'''
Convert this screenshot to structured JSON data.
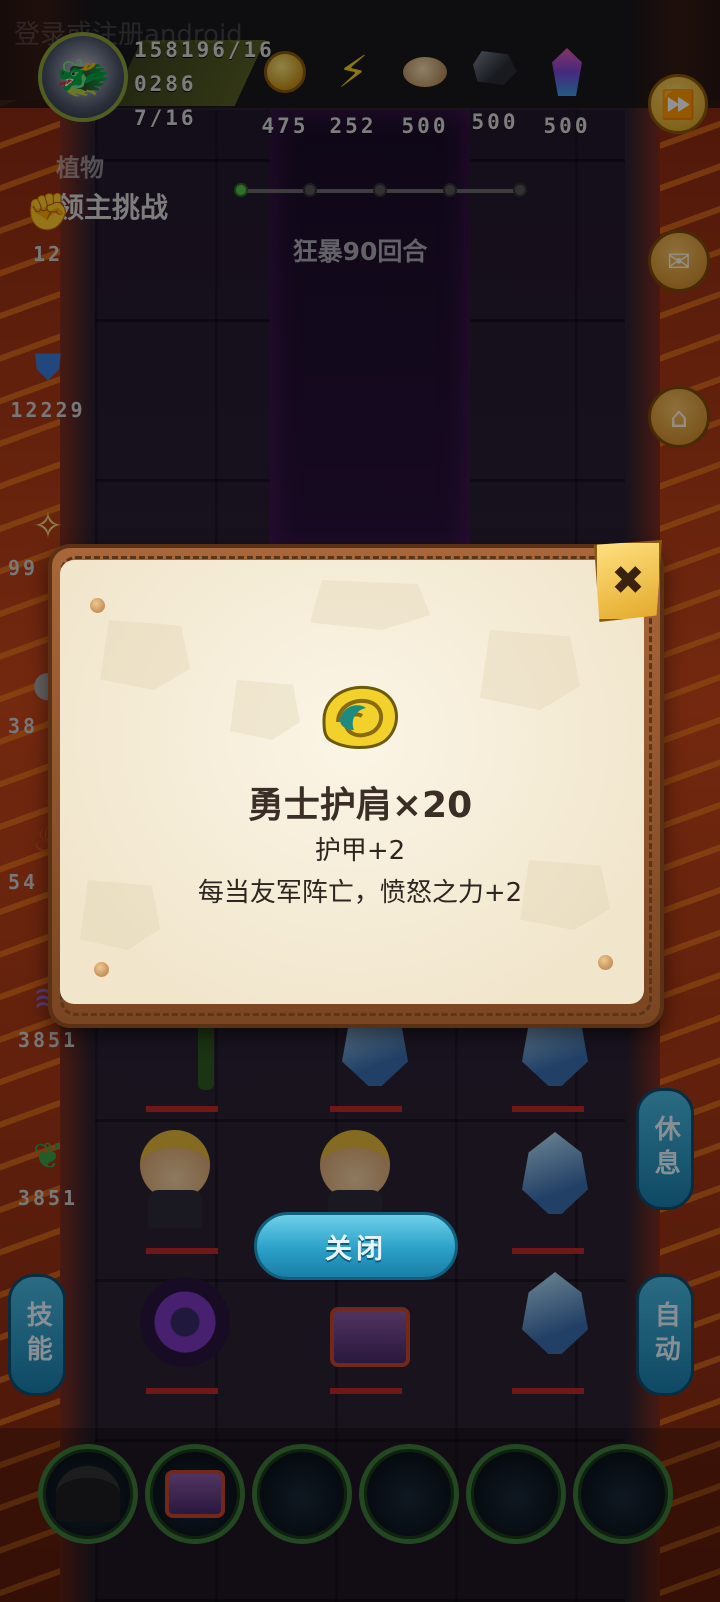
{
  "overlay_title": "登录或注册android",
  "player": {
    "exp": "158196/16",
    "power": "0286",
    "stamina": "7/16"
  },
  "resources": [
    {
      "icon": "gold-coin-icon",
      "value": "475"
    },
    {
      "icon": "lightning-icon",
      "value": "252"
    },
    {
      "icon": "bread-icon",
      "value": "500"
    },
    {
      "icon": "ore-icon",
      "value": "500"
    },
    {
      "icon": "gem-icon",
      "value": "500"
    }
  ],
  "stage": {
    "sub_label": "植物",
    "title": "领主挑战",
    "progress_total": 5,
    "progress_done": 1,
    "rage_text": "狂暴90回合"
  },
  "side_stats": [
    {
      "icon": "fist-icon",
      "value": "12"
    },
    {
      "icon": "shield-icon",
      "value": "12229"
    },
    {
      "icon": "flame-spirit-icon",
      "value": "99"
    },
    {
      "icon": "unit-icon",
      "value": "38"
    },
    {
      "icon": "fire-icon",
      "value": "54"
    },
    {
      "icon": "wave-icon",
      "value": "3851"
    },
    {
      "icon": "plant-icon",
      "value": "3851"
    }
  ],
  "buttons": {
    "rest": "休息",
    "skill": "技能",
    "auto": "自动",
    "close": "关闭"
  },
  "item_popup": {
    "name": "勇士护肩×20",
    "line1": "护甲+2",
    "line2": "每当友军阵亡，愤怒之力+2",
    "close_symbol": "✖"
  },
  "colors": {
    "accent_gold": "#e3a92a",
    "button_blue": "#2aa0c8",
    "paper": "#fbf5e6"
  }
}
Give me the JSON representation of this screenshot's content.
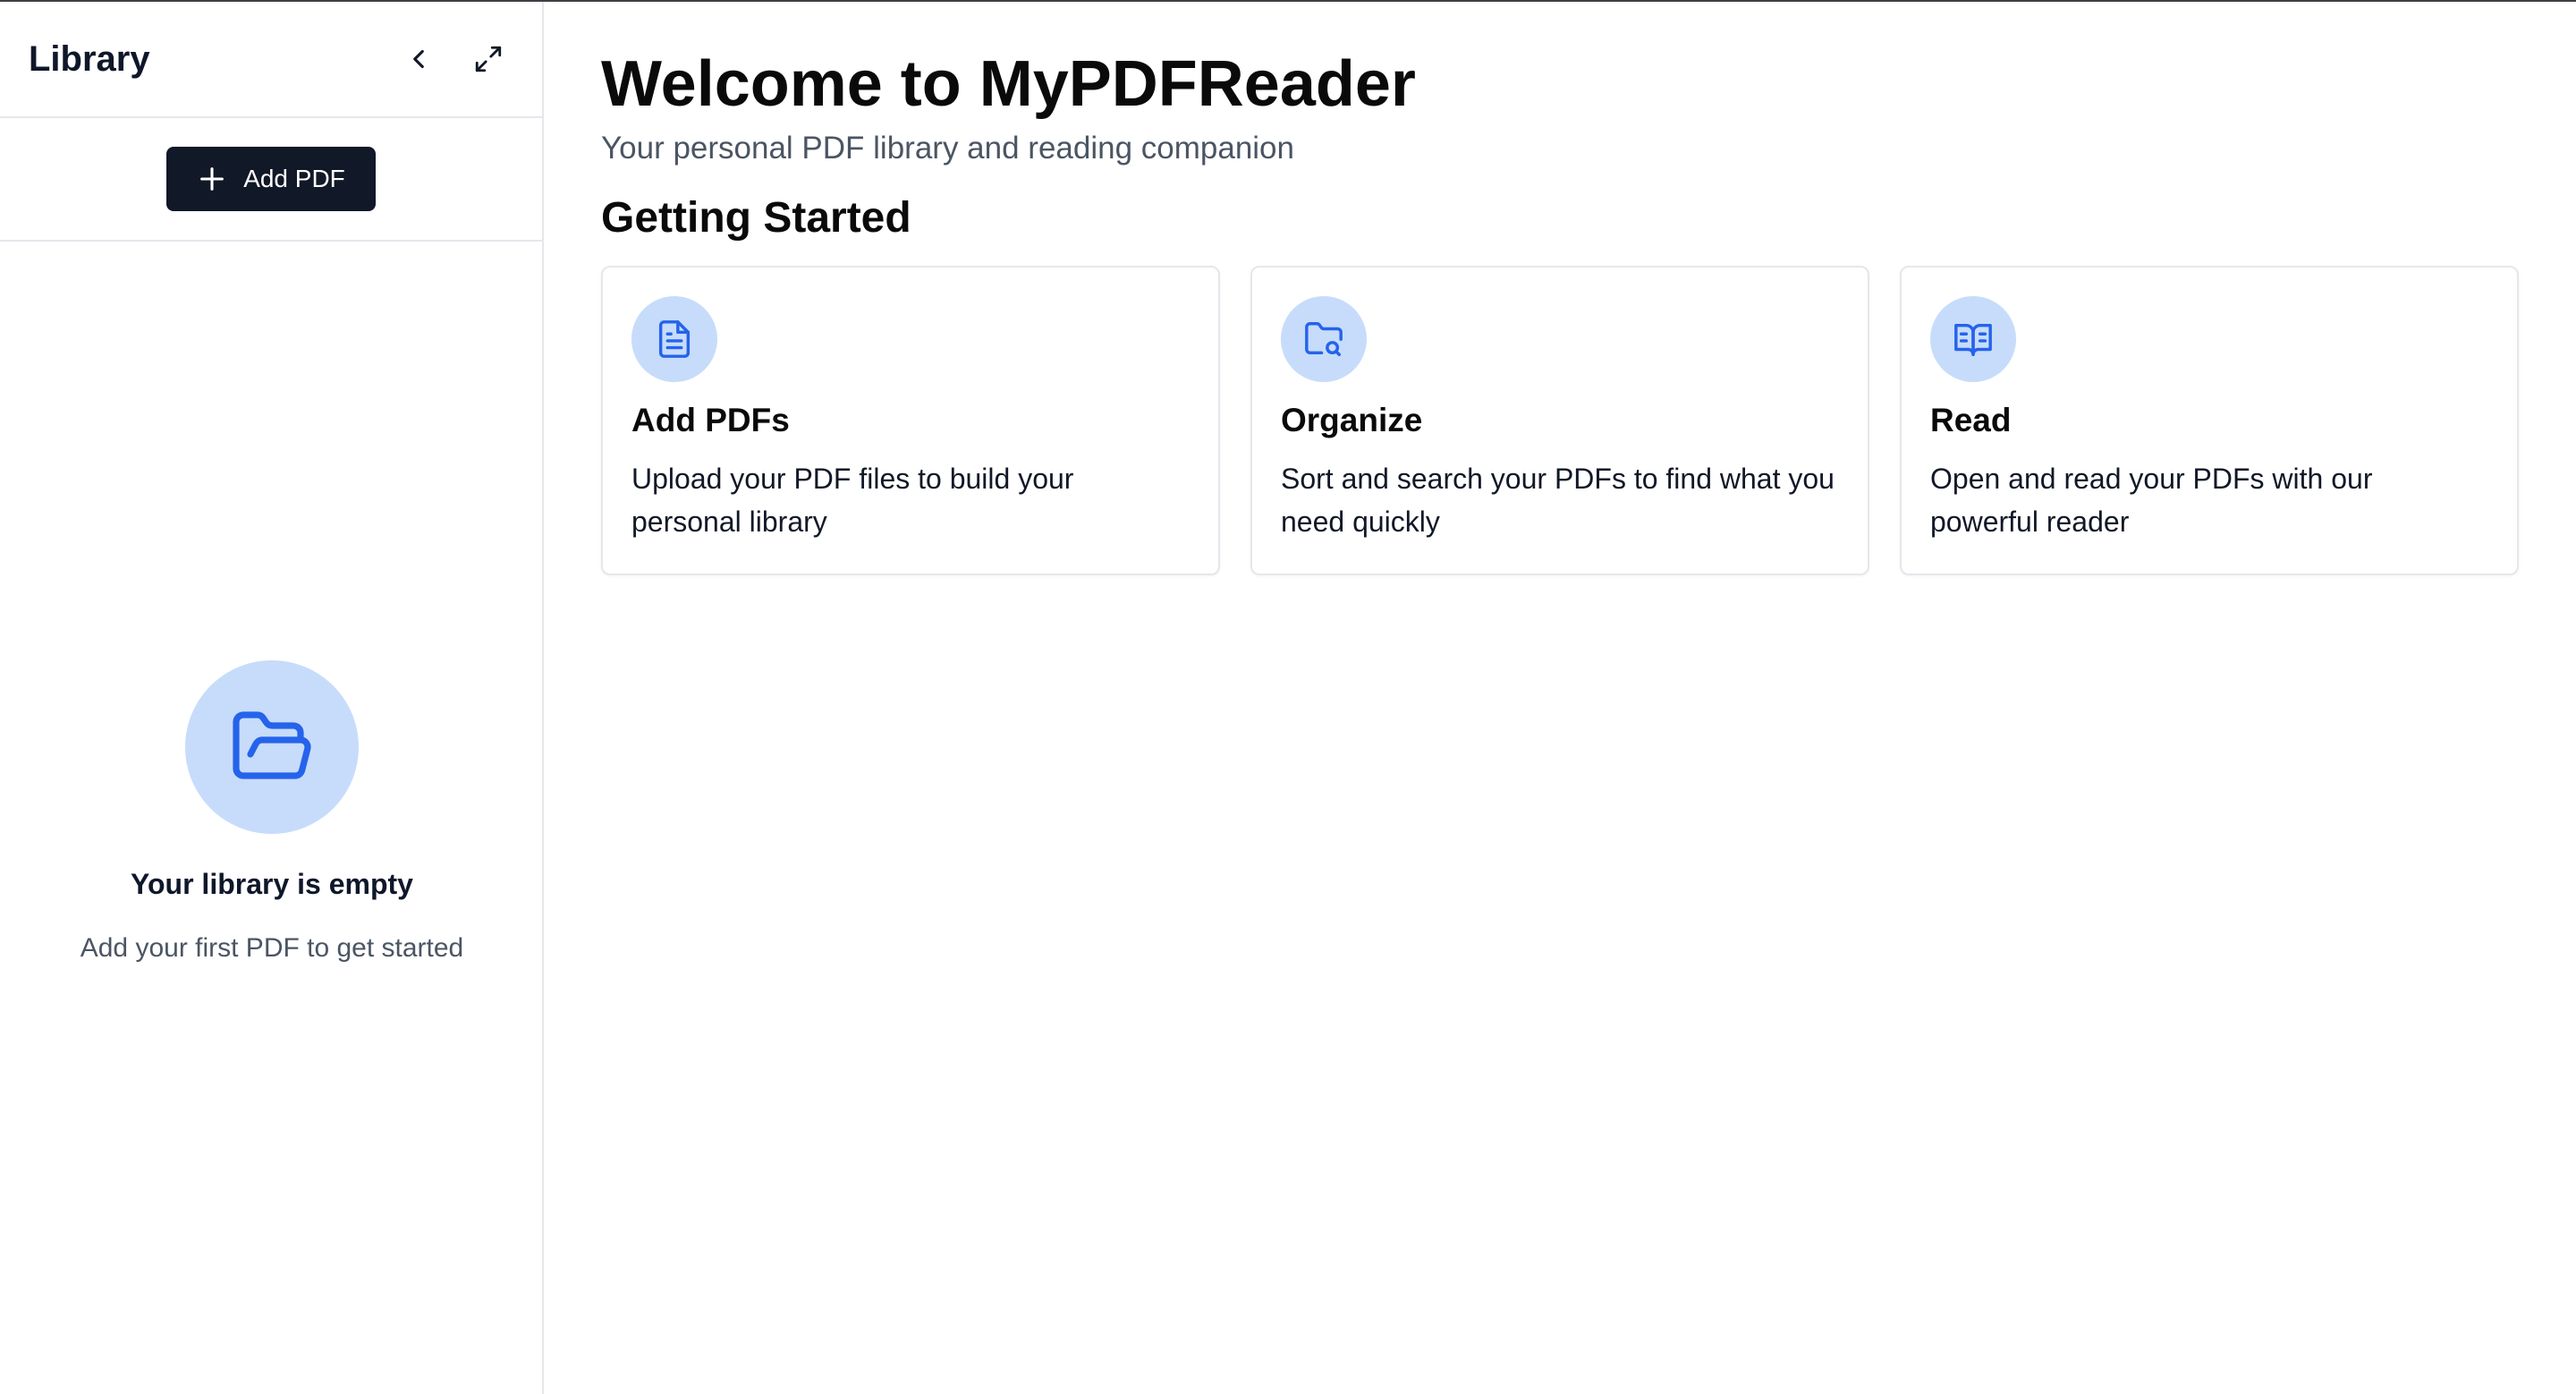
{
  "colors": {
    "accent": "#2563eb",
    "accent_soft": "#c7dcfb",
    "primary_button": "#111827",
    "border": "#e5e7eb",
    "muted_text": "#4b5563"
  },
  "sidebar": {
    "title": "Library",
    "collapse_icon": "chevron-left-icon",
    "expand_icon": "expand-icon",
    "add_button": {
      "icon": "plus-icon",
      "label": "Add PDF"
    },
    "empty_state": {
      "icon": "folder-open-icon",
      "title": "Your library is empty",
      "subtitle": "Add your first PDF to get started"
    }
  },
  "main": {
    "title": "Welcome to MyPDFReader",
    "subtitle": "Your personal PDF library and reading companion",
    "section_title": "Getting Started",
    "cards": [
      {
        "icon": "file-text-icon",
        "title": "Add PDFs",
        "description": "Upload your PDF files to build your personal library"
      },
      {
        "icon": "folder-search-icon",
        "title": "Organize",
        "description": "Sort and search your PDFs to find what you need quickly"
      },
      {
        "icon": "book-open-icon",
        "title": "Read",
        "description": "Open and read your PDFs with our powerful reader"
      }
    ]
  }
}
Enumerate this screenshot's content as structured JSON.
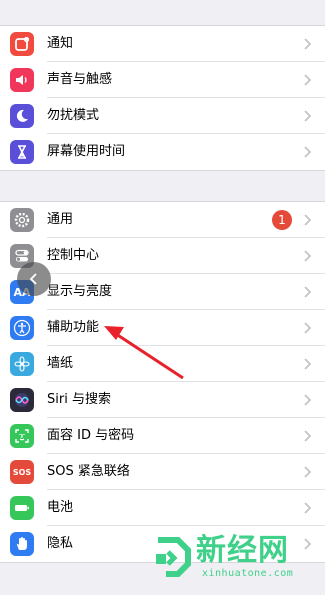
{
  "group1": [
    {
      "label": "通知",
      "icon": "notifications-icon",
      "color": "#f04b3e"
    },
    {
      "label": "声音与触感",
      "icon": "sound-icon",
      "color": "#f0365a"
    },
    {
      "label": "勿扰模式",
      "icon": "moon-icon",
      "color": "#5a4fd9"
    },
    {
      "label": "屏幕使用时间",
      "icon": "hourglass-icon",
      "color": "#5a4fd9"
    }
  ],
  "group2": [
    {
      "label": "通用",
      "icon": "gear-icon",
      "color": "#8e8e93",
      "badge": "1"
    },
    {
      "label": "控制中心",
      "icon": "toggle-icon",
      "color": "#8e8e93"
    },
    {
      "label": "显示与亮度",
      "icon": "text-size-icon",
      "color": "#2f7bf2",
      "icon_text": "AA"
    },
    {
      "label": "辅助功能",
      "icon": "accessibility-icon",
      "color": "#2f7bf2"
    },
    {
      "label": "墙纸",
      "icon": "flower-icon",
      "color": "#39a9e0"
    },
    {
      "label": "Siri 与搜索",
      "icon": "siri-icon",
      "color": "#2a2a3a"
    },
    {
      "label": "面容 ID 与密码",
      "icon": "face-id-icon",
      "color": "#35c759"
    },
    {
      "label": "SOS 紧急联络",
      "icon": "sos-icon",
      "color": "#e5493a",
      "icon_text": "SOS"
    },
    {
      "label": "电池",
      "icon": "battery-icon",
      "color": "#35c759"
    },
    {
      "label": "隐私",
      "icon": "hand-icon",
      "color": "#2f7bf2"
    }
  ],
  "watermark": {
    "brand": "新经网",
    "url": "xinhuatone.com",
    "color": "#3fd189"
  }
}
'''
__What you are asked to do__.
Collect from the data above every line that includes "personal".

__Answer to this exercise__.
    "subtitle": "Your personal PDF library and reading companion",
        "description": "Upload your PDF files to build your personal library"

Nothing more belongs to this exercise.